> Problem details:
Which lines hold the word "triangle"? Show each of them.

> Input rows:
──────
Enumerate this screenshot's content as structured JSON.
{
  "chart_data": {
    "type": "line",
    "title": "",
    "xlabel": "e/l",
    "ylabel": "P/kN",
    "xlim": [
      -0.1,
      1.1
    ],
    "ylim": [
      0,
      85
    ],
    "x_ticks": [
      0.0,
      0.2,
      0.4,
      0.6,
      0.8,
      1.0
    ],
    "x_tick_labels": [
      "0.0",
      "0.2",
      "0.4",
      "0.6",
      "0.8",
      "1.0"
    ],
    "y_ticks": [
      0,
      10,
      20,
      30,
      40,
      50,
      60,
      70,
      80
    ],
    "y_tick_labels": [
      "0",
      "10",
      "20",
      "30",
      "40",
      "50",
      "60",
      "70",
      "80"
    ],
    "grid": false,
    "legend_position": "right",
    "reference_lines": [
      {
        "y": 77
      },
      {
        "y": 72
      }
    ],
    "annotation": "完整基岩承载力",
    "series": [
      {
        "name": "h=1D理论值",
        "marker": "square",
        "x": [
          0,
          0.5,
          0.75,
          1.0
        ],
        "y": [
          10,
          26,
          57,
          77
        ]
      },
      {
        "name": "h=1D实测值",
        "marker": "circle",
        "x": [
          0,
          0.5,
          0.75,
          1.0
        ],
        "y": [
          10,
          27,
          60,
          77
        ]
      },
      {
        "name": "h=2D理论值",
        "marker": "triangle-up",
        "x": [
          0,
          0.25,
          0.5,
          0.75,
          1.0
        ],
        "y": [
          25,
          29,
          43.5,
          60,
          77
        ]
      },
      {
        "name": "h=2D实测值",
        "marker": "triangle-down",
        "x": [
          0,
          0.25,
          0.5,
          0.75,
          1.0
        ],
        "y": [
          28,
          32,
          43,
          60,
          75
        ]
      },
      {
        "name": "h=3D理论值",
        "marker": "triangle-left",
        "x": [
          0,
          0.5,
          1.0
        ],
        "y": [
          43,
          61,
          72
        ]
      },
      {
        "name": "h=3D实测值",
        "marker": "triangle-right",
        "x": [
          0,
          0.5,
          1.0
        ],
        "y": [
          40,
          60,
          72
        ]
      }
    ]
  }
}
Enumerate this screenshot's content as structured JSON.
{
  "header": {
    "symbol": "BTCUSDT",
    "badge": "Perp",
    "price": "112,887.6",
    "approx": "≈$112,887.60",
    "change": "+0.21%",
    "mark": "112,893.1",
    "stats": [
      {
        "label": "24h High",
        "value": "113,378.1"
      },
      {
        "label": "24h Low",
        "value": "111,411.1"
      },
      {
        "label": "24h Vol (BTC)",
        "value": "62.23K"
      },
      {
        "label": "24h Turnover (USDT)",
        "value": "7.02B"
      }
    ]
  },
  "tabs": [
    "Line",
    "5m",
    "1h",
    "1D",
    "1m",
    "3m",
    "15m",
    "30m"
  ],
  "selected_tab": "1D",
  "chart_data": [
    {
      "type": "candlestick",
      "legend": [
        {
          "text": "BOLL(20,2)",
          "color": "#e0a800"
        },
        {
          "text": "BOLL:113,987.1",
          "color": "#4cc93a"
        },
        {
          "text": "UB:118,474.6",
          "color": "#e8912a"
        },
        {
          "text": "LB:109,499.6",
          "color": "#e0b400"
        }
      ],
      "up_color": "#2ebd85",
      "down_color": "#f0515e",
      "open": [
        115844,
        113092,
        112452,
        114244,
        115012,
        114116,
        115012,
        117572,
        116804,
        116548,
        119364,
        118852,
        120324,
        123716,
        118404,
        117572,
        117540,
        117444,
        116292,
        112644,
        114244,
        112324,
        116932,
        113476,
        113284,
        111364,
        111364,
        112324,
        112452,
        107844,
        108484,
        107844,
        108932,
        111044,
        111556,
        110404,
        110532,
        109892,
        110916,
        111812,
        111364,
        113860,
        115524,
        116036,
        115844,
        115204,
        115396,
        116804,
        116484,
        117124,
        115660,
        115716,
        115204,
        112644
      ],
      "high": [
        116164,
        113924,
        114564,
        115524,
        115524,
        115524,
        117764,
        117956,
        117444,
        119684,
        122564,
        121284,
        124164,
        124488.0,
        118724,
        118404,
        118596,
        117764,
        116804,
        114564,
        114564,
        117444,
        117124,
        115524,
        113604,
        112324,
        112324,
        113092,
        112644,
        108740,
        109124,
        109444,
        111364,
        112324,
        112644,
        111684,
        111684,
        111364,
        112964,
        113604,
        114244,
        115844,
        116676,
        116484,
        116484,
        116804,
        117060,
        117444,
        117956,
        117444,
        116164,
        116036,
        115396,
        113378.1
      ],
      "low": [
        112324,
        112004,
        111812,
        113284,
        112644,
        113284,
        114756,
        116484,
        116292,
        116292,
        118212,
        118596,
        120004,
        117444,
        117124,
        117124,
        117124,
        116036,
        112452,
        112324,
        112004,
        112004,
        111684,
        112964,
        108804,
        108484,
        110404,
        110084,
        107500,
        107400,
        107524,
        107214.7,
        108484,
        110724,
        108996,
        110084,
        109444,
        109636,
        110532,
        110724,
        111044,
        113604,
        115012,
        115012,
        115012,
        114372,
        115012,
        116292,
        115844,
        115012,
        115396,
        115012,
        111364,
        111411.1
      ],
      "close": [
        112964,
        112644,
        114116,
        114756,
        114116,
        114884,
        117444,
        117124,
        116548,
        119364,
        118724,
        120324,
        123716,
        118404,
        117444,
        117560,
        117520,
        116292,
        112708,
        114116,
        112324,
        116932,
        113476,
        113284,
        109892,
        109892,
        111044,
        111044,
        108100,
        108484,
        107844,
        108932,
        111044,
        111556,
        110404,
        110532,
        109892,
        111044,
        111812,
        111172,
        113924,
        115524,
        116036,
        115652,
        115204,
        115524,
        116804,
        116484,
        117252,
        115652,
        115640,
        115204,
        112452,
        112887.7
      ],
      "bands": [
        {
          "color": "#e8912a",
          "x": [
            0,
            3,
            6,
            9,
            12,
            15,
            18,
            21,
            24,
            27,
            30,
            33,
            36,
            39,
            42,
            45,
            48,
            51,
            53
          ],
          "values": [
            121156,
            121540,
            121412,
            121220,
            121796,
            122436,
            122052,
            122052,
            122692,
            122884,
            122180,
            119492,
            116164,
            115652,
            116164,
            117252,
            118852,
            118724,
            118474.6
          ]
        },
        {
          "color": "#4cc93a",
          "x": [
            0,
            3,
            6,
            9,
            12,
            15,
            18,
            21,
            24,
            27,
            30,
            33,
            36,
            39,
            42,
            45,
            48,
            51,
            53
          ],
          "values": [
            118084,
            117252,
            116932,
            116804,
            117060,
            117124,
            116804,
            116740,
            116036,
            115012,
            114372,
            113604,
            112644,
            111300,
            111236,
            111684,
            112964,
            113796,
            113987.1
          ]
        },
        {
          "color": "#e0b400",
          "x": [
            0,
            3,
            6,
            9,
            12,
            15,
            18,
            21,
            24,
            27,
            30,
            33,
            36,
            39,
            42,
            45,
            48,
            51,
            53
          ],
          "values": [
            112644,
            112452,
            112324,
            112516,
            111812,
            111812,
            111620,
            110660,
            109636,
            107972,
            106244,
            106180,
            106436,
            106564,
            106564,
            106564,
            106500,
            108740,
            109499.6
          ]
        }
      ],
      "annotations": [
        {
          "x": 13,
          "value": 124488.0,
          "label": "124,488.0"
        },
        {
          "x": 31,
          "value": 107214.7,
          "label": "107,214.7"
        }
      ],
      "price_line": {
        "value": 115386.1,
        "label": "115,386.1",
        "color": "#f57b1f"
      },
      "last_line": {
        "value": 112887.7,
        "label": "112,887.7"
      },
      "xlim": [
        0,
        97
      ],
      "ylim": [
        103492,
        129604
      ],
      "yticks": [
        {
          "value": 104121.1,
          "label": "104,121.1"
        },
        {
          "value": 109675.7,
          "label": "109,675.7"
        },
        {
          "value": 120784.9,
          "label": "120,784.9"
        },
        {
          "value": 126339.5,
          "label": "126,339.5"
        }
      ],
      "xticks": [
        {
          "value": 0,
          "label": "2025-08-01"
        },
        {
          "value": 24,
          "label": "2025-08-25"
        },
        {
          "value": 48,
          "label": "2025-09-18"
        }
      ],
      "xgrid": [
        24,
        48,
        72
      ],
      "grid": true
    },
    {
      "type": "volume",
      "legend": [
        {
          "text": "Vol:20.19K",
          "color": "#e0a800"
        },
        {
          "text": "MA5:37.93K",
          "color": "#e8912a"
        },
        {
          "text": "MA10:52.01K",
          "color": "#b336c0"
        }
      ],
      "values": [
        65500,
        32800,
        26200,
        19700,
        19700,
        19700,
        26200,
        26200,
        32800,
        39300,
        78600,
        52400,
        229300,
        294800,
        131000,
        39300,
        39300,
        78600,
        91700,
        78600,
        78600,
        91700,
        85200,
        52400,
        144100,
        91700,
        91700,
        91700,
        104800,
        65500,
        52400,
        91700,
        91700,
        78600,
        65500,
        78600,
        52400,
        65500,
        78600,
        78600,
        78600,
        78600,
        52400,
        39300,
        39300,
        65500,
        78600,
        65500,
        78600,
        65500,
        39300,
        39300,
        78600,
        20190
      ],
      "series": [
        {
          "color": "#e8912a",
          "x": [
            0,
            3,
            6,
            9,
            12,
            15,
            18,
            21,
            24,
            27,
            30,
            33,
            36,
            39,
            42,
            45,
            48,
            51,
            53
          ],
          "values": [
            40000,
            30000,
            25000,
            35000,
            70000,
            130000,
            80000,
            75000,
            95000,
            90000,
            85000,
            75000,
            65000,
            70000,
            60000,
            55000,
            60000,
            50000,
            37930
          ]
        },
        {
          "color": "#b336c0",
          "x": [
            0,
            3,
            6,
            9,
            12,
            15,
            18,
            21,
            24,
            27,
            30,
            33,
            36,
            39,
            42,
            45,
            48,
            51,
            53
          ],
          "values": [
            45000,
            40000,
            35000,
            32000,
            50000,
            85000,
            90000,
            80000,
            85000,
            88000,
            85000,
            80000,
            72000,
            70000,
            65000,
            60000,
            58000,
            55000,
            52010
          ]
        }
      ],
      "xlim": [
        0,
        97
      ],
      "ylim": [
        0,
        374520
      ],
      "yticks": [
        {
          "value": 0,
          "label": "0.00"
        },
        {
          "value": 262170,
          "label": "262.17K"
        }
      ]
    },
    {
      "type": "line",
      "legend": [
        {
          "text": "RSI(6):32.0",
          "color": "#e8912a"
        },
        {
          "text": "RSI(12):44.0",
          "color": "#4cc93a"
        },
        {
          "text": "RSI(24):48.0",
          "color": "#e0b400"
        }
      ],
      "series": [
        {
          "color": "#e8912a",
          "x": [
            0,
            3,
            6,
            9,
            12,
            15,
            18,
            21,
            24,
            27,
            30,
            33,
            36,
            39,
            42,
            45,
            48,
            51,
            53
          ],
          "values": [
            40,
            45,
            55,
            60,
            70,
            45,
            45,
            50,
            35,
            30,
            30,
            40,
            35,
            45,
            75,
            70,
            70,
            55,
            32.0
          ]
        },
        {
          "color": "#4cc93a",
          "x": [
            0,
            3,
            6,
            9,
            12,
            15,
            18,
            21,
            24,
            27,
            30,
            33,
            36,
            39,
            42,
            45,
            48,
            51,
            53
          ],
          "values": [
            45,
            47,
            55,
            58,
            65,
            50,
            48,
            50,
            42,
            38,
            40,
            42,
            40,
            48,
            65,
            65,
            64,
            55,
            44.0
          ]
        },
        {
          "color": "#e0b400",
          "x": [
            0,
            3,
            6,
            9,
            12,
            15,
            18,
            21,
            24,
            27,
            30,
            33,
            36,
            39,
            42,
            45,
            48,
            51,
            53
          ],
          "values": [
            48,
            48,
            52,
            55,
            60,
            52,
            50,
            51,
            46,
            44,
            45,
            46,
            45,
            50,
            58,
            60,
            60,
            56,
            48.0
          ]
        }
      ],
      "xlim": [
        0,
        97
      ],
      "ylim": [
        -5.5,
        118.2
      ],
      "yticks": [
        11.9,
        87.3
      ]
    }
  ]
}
──────
> Reply:
        "marker": "triangle-up",
        "marker": "triangle-down",
        "marker": "triangle-left",
        "marker": "triangle-right",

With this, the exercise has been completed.